→ **Problem statement**
Which lines of the records contain "OPERATIVO"? Collect every one of them.
------------------------------------------------------------------------
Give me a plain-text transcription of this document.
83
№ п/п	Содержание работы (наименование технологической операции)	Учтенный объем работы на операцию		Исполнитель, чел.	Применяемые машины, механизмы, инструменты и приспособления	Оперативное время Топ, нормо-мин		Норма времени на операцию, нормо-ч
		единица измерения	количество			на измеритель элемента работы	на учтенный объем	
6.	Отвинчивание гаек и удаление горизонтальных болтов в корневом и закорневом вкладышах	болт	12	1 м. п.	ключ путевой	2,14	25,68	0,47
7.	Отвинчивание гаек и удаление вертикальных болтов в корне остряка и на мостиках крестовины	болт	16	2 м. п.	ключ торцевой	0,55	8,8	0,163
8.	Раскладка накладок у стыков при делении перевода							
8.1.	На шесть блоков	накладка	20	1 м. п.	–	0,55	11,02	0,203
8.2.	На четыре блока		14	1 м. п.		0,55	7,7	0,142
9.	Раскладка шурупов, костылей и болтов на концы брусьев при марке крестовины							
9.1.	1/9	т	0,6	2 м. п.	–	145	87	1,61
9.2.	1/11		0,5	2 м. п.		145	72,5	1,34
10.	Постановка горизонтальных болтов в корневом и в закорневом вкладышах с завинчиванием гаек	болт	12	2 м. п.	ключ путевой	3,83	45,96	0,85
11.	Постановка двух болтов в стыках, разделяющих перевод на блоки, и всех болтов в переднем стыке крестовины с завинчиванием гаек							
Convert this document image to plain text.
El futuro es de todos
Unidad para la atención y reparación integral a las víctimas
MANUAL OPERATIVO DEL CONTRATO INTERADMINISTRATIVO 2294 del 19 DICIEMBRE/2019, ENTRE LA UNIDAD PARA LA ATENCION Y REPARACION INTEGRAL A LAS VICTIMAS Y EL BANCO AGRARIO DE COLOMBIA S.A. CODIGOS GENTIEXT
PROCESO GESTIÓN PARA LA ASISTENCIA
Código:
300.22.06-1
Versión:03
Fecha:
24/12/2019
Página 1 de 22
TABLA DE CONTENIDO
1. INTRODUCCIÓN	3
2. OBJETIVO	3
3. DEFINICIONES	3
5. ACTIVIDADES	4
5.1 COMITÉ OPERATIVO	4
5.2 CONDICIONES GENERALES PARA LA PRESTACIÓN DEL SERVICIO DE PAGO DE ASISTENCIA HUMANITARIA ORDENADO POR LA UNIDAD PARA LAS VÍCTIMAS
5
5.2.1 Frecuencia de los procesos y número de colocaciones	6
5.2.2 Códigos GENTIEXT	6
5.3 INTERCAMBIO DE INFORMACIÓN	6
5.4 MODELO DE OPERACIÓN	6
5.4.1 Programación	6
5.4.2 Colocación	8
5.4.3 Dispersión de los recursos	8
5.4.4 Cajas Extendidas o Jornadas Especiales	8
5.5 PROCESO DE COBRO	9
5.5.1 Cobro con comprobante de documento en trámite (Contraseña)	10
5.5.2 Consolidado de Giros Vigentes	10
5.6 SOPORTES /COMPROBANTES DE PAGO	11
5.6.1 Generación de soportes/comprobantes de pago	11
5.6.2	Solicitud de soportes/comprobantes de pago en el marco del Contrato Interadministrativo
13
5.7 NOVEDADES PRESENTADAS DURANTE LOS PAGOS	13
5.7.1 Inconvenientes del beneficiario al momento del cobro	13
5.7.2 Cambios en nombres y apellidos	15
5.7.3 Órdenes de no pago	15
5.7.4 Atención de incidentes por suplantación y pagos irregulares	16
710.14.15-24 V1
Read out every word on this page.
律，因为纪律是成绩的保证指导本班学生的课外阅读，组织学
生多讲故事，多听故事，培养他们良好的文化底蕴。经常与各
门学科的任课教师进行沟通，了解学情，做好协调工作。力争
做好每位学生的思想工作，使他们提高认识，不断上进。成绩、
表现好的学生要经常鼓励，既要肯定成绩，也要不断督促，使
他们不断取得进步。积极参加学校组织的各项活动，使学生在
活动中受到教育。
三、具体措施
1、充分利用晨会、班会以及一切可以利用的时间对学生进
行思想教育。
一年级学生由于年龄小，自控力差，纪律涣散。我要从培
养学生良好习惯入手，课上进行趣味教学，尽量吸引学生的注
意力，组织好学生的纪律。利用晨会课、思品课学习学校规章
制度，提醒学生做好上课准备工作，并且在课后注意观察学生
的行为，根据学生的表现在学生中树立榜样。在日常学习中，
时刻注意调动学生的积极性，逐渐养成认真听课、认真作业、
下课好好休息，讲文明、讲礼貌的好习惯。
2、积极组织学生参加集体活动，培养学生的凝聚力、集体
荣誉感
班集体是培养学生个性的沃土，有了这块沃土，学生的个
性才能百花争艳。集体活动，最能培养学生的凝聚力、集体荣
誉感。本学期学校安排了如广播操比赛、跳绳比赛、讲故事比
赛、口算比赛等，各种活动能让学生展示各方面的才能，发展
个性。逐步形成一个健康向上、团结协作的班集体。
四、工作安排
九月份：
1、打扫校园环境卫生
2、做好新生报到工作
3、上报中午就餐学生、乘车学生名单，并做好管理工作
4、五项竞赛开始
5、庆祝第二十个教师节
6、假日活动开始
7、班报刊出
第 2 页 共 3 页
------------------------------------------------------------------------
→ **Problem solution**
MANUAL OPERATIVO DEL CONTRATO INTERADMINISTRATIVO 2294 del 19 DICIEMBRE/2019, ENTRE LA UNIDAD PARA LA ATENCION Y REPARACION INTEGRAL A LAS VICTIMAS Y EL BANCO AGRARIO DE COLOMBIA S.A. CODIGOS GENTIEXT
5.1 COMITÉ OPERATIVO	4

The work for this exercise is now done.